## Begin DATA TO USE
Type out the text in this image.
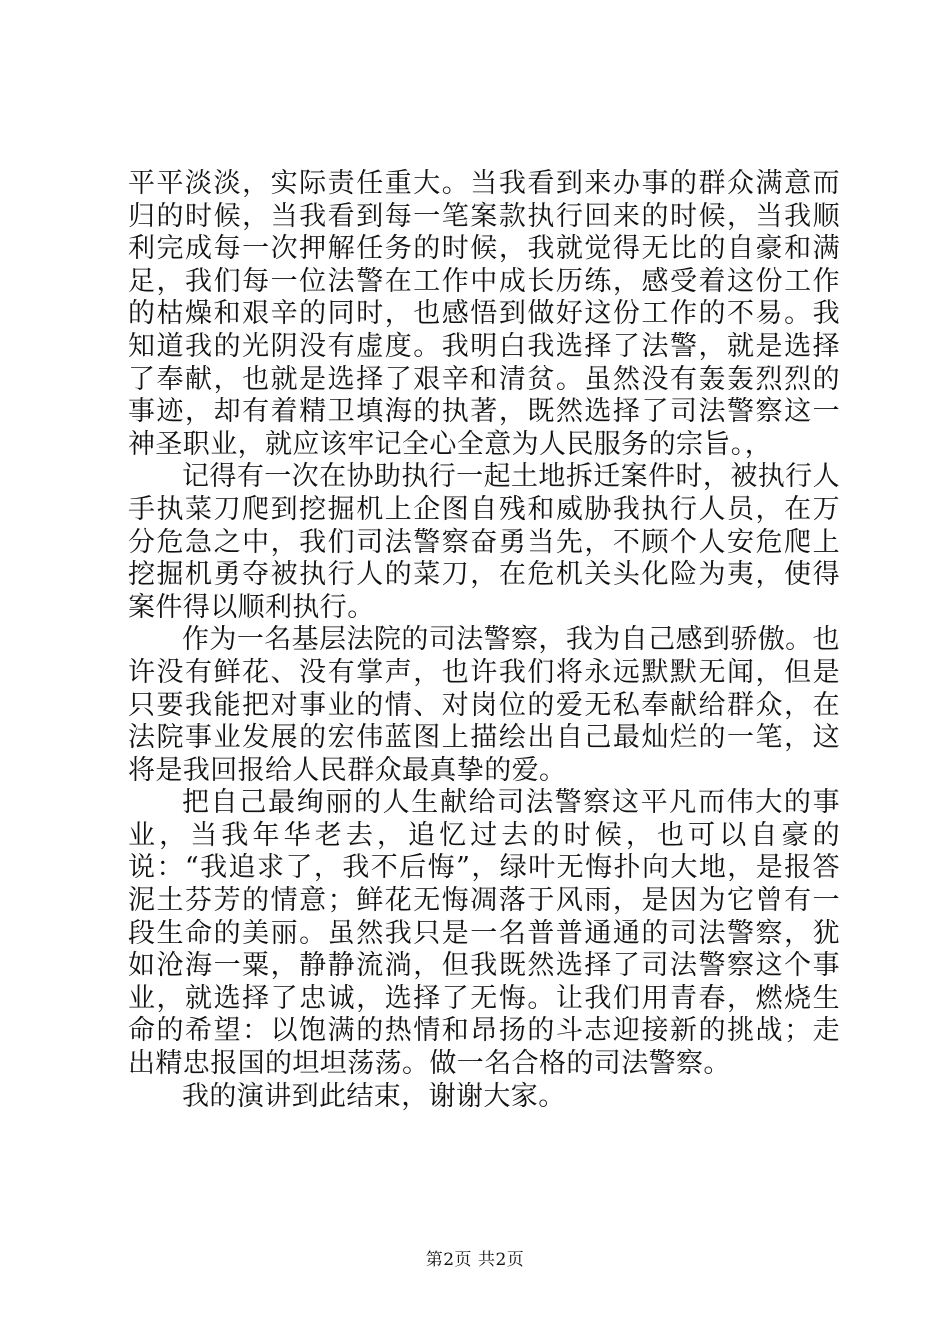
平平淡淡，实际责任重大。当我看到来办事的群众满意而归的时候，当我看到每一笔案款执行回来的时候，当我顺利完成每一次押解任务的时候，我就觉得无比的自豪和满足，我们每一位法警在工作中成长历练，感受着这份工作的枯燥和艰辛的同时，也感悟到做好这份工作的不易。我知道我的光阴没有虚度。我明白我选择了法警，就是选择了奉献，也就是选择了艰辛和清贫。虽然没有轰轰烈烈的事迹，却有着精卫填海的执著，既然选择了司法警察这一神圣职业，就应该牢记全心全意为人民服务的宗旨。，

记得有一次在协助执行一起土地拆迁案件时，被执行人手执菜刀爬到挖掘机上企图自残和威胁我执行人员，在万分危急之中，我们司法警察奋勇当先，不顾个人安危爬上挖掘机勇夺被执行人的菜刀，在危机关头化险为夷，使得案件得以顺利执行。

作为一名基层法院的司法警察，我为自己感到骄傲。也许没有鲜花、没有掌声，也许我们将永远默默无闻，但是只要我能把对事业的情、对岗位的爱无私奉献给群众，在法院事业发展的宏伟蓝图上描绘出自己最灿烂的一笔，这将是我回报给人民群众最真挚的爱。

把自己最绚丽的人生献给司法警察这平凡而伟大的事业，当我年华老去，追忆过去的时候，也可以自豪的说：“我追求了，我不后悔”，绿叶无悔扑向大地，是报答泥土芬芳的情意；鲜花无悔凋落于风雨，是因为它曾有一段生命的美丽。虽然我只是一名普普通通的司法警察，犹如沧海一粟，静静流淌，但我既然选择了司法警察这个事业，就选择了忠诚，选择了无悔。让我们用青春，燃烧生命的希望：以饱满的热情和昂扬的斗志迎接新的挑战；走出精忠报国的坦坦荡荡。做一名合格的司法警察。

我的演讲到此结束，谢谢大家。

第2页 共2页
## End DATA TO USE
[WORK REQUIRED]
Copy the records exactly as they appear, excluding images.

[SOLUTION]
Type out the text in this image.
平平淡淡，实际责任重大。当我看到来办事的群众满意而归的时候，当我看到每一笔案款执行回来的时候，当我顺利完成每一次押解任务的时候，我就觉得无比的自豪和满足，我们每一位法警在工作中成长历练，感受着这份工作的枯燥和艰辛的同时，也感悟到做好这份工作的不易。我知道我的光阴没有虚度。我明白我选择了法警，就是选择了奉献，也就是选择了艰辛和清贫。虽然没有轰轰烈烈的事迹，却有着精卫填海的执著，既然选择了司法警察这一神圣职业，就应该牢记全心全意为人民服务的宗旨。，

记得有一次在协助执行一起土地拆迁案件时，被执行人手执菜刀爬到挖掘机上企图自残和威胁我执行人员，在万分危急之中，我们司法警察奋勇当先，不顾个人安危爬上挖掘机勇夺被执行人的菜刀，在危机关头化险为夷，使得案件得以顺利执行。

作为一名基层法院的司法警察，我为自己感到骄傲。也许没有鲜花、没有掌声，也许我们将永远默默无闻，但是只要我能把对事业的情、对岗位的爱无私奉献给群众，在法院事业发展的宏伟蓝图上描绘出自己最灿烂的一笔，这将是我回报给人民群众最真挚的爱。

把自己最绚丽的人生献给司法警察这平凡而伟大的事业，当我年华老去，追忆过去的时候，也可以自豪的说：“我追求了，我不后悔”，绿叶无悔扑向大地，是报答泥土芬芳的情意；鲜花无悔凋落于风雨，是因为它曾有一段生命的美丽。虽然我只是一名普普通通的司法警察，犹如沧海一粟，静静流淌，但我既然选择了司法警察这个事业，就选择了忠诚，选择了无悔。让我们用青春，燃烧生命的希望：以饱满的热情和昂扬的斗志迎接新的挑战；走出精忠报国的坦坦荡荡。做一名合格的司法警察。

我的演讲到此结束，谢谢大家。

第2页 共2页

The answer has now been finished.